** BEGIN SOURCE DATA **

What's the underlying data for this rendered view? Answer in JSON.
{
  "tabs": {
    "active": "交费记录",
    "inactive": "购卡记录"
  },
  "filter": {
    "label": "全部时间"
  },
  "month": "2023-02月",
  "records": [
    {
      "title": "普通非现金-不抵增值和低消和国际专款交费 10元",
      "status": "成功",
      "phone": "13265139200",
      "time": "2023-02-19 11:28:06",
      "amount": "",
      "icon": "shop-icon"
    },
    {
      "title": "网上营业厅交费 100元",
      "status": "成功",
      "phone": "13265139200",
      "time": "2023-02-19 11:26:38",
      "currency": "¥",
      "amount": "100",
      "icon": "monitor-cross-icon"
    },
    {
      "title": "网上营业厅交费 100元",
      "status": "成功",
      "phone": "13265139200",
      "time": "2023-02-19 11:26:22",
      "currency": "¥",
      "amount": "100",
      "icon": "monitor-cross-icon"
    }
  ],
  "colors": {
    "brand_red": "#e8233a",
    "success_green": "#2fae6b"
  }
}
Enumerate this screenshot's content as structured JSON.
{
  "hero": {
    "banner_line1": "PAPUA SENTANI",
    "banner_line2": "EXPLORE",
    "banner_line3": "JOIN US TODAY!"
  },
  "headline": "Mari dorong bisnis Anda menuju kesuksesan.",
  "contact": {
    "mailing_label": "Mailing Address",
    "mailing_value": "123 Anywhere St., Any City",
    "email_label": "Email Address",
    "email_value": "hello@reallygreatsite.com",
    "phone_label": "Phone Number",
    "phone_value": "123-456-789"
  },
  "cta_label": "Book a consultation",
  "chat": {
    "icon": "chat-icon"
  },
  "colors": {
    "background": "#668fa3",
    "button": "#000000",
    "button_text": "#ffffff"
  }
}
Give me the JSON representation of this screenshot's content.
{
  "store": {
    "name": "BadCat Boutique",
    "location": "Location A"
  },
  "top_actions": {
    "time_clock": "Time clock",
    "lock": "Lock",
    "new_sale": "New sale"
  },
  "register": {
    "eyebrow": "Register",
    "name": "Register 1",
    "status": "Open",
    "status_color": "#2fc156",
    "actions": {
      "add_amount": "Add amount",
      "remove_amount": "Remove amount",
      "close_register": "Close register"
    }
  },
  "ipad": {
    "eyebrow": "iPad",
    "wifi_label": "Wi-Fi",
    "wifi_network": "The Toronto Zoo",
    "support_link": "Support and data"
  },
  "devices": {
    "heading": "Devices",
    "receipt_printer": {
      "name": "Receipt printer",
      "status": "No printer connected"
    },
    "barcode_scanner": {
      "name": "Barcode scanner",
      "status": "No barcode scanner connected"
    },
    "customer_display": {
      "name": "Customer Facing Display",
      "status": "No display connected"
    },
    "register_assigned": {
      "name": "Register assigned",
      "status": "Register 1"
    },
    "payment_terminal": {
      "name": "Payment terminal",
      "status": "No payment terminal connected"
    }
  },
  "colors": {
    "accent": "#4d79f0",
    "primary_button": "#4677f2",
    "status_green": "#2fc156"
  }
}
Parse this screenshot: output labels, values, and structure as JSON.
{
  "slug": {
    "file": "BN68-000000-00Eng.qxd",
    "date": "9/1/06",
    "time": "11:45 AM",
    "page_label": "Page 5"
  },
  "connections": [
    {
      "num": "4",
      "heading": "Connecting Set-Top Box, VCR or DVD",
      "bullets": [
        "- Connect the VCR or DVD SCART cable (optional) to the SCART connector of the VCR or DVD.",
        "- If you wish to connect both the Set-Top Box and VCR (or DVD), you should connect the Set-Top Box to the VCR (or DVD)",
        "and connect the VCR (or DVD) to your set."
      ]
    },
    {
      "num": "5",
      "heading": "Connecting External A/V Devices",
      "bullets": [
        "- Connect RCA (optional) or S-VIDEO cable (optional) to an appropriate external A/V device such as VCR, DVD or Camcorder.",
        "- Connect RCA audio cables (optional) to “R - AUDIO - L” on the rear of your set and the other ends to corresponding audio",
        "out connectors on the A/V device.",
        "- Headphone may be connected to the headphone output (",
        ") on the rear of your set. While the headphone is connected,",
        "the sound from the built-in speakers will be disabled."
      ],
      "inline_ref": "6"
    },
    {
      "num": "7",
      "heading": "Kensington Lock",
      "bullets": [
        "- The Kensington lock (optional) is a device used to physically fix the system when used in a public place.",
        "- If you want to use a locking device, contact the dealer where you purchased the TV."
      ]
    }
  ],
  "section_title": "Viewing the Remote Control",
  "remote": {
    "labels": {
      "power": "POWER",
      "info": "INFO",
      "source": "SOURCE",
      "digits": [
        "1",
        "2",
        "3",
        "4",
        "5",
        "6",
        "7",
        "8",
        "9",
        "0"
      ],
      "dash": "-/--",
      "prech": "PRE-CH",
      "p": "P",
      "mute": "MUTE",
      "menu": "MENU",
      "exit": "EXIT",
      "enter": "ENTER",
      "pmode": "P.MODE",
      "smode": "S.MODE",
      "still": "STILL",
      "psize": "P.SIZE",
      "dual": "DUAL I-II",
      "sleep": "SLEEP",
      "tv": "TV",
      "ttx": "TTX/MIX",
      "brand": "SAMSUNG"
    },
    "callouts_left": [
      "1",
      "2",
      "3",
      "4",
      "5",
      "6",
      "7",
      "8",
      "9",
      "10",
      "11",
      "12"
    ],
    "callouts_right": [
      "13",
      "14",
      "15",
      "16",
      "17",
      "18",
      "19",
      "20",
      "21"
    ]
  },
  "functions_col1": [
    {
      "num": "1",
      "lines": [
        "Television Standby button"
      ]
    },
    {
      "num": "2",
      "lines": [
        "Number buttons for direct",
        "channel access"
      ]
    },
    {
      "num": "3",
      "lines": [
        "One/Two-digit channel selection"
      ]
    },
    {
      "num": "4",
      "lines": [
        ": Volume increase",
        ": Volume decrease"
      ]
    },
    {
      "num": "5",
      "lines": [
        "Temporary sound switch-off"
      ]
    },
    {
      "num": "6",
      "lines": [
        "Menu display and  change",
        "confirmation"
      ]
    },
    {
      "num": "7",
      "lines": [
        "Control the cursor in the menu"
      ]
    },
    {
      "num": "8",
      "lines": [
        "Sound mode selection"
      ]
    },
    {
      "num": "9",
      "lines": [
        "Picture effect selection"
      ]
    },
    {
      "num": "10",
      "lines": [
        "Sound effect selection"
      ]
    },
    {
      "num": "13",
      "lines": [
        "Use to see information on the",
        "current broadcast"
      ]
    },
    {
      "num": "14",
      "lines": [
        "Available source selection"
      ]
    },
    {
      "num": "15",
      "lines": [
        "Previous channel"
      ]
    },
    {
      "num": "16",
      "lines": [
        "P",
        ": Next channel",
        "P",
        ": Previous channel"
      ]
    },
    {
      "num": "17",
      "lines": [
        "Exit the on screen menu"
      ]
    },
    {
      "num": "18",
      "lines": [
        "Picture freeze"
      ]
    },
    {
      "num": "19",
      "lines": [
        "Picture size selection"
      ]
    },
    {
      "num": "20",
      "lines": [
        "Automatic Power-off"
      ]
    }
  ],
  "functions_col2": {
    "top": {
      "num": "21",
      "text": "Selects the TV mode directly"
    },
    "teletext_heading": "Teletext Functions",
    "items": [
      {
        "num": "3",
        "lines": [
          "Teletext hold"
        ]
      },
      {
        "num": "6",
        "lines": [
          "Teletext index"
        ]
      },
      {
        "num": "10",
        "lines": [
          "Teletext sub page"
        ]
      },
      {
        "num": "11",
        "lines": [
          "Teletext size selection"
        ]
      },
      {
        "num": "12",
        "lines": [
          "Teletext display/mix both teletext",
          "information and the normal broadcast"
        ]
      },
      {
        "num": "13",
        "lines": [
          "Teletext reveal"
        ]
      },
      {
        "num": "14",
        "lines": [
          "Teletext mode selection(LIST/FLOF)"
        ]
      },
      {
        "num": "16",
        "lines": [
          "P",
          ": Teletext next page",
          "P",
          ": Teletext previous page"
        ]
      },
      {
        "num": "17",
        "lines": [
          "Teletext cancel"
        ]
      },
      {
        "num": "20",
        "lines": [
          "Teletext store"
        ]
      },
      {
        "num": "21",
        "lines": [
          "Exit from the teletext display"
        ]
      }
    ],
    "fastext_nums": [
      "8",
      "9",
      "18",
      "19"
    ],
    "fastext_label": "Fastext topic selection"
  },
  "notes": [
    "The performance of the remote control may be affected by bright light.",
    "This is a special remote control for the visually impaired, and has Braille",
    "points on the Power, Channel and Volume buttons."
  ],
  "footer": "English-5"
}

** END SOURCE DATA **

EXERCISE PROMPT
Identify the lines of the data that contain the word "from". Copy each of them.

RESPONSE BELOW
        "the sound from the built-in speakers will be disabled."
          "Exit from the teletext display"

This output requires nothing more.